### Stored data
········

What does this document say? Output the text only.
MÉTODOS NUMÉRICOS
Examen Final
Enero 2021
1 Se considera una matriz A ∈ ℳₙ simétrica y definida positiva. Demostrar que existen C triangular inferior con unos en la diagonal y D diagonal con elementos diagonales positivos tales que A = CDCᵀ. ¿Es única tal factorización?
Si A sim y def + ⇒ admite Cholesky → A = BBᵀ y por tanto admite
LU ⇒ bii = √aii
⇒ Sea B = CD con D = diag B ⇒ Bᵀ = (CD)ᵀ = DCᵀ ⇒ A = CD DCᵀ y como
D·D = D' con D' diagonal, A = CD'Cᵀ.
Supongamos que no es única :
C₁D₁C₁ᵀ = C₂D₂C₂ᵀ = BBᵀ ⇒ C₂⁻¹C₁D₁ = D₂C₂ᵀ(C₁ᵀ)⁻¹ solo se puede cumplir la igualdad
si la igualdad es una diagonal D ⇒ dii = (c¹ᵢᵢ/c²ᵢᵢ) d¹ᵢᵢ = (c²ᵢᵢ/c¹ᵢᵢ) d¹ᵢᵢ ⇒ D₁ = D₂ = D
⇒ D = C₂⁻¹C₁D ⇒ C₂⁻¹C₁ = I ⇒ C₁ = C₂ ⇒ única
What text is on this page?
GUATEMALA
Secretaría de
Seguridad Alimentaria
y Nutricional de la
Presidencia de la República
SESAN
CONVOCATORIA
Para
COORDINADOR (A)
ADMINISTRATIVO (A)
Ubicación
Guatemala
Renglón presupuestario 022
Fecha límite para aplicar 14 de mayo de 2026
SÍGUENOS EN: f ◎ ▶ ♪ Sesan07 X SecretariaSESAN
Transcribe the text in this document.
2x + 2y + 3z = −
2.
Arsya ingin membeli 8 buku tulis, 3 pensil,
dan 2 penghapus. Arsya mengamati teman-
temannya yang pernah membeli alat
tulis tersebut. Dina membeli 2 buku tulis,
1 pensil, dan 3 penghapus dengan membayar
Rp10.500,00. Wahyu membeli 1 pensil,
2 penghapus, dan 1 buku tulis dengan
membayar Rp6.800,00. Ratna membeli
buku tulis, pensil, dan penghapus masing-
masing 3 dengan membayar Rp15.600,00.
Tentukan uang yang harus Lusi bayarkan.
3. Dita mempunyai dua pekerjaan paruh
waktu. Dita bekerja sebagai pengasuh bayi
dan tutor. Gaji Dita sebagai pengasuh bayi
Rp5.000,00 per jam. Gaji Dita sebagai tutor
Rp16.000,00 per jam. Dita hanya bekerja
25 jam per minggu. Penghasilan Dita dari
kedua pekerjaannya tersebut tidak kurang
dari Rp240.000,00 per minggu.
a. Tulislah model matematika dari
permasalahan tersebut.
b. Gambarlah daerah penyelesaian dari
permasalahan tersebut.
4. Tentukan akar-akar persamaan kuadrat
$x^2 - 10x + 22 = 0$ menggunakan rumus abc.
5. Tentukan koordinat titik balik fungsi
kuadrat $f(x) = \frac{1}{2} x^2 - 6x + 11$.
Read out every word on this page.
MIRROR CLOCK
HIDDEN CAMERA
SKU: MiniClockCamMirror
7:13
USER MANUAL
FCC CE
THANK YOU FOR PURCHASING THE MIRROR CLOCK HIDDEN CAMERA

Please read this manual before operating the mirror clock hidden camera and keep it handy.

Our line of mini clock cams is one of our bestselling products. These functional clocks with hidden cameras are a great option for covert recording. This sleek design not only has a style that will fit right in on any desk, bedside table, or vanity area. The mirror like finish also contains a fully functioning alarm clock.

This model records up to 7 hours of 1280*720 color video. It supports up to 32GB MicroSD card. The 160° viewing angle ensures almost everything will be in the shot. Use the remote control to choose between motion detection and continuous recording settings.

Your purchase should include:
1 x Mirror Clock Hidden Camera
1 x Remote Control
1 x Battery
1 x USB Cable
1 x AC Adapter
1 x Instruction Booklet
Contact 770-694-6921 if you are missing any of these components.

········

Transcribe every record above exactly as it appears.

What does this document say? Output the text only.
MÉTODOS NUMÉRICOS
Examen Final
Enero 2021
1 Se considera una matriz A ∈ ℳₙ simétrica y definida positiva. Demostrar que existen C triangular inferior con unos en la diagonal y D diagonal con elementos diagonales positivos tales que A = CDCᵀ. ¿Es única tal factorización?
Si A sim y def + ⇒ admite Cholesky → A = BBᵀ y por tanto admite
LU ⇒ bii = √aii
⇒ Sea B = CD con D = diag B ⇒ Bᵀ = (CD)ᵀ = DCᵀ ⇒ A = CD DCᵀ y como
D·D = D' con D' diagonal, A = CD'Cᵀ.
Supongamos que no es única :
C₁D₁C₁ᵀ = C₂D₂C₂ᵀ = BBᵀ ⇒ C₂⁻¹C₁D₁ = D₂C₂ᵀ(C₁ᵀ)⁻¹ solo se puede cumplir la igualdad
si la igualdad es una diagonal D ⇒ dii = (c¹ᵢᵢ/c²ᵢᵢ) d¹ᵢᵢ = (c²ᵢᵢ/c¹ᵢᵢ) d¹ᵢᵢ ⇒ D₁ = D₂ = D
⇒ D = C₂⁻¹C₁D ⇒ C₂⁻¹C₁ = I ⇒ C₁ = C₂ ⇒ única
What text is on this page?
GUATEMALA
Secretaría de
Seguridad Alimentaria
y Nutricional de la
Presidencia de la República
SESAN
CONVOCATORIA
Para
COORDINADOR (A)
ADMINISTRATIVO (A)
Ubicación
Guatemala
Renglón presupuestario 022
Fecha límite para aplicar 14 de mayo de 2026
SÍGUENOS EN: f ◎ ▶ ♪ Sesan07 X SecretariaSESAN
Transcribe the text in this document.
2x + 2y + 3z = −
2.
Arsya ingin membeli 8 buku tulis, 3 pensil,
dan 2 penghapus. Arsya mengamati teman-
temannya yang pernah membeli alat
tulis tersebut. Dina membeli 2 buku tulis,
1 pensil, dan 3 penghapus dengan membayar
Rp10.500,00. Wahyu membeli 1 pensil,
2 penghapus, dan 1 buku tulis dengan
membayar Rp6.800,00. Ratna membeli
buku tulis, pensil, dan penghapus masing-
masing 3 dengan membayar Rp15.600,00.
Tentukan uang yang harus Lusi bayarkan.
3. Dita mempunyai dua pekerjaan paruh
waktu. Dita bekerja sebagai pengasuh bayi
dan tutor. Gaji Dita sebagai pengasuh bayi
Rp5.000,00 per jam. Gaji Dita sebagai tutor
Rp16.000,00 per jam. Dita hanya bekerja
25 jam per minggu. Penghasilan Dita dari
kedua pekerjaannya tersebut tidak kurang
dari Rp240.000,00 per minggu.
a. Tulislah model matematika dari
permasalahan tersebut.
b. Gambarlah daerah penyelesaian dari
permasalahan tersebut.
4. Tentukan akar-akar persamaan kuadrat
$x^2 - 10x + 22 = 0$ menggunakan rumus abc.
5. Tentukan koordinat titik balik fungsi
kuadrat $f(x) = \frac{1}{2} x^2 - 6x + 11$.
Read out every word on this page.
MIRROR CLOCK
HIDDEN CAMERA
SKU: MiniClockCamMirror
7:13
USER MANUAL
FCC CE
THANK YOU FOR PURCHASING THE MIRROR CLOCK HIDDEN CAMERA

Please read this manual before operating the mirror clock hidden camera and keep it handy.

Our line of mini clock cams is one of our bestselling products. These functional clocks with hidden cameras are a great option for covert recording. This sleek design not only has a style that will fit right in on any desk, bedside table, or vanity area. The mirror like finish also contains a fully functioning alarm clock.

This model records up to 7 hours of 1280*720 color video. It supports up to 32GB MicroSD card. The 160° viewing angle ensures almost everything will be in the shot. Use the remote control to choose between motion detection and continuous recording settings.

Your purchase should include:
1 x Mirror Clock Hidden Camera
1 x Remote Control
1 x Battery
1 x USB Cable
1 x AC Adapter
1 x Instruction Booklet
Contact 770-694-6921 if you are missing any of these components.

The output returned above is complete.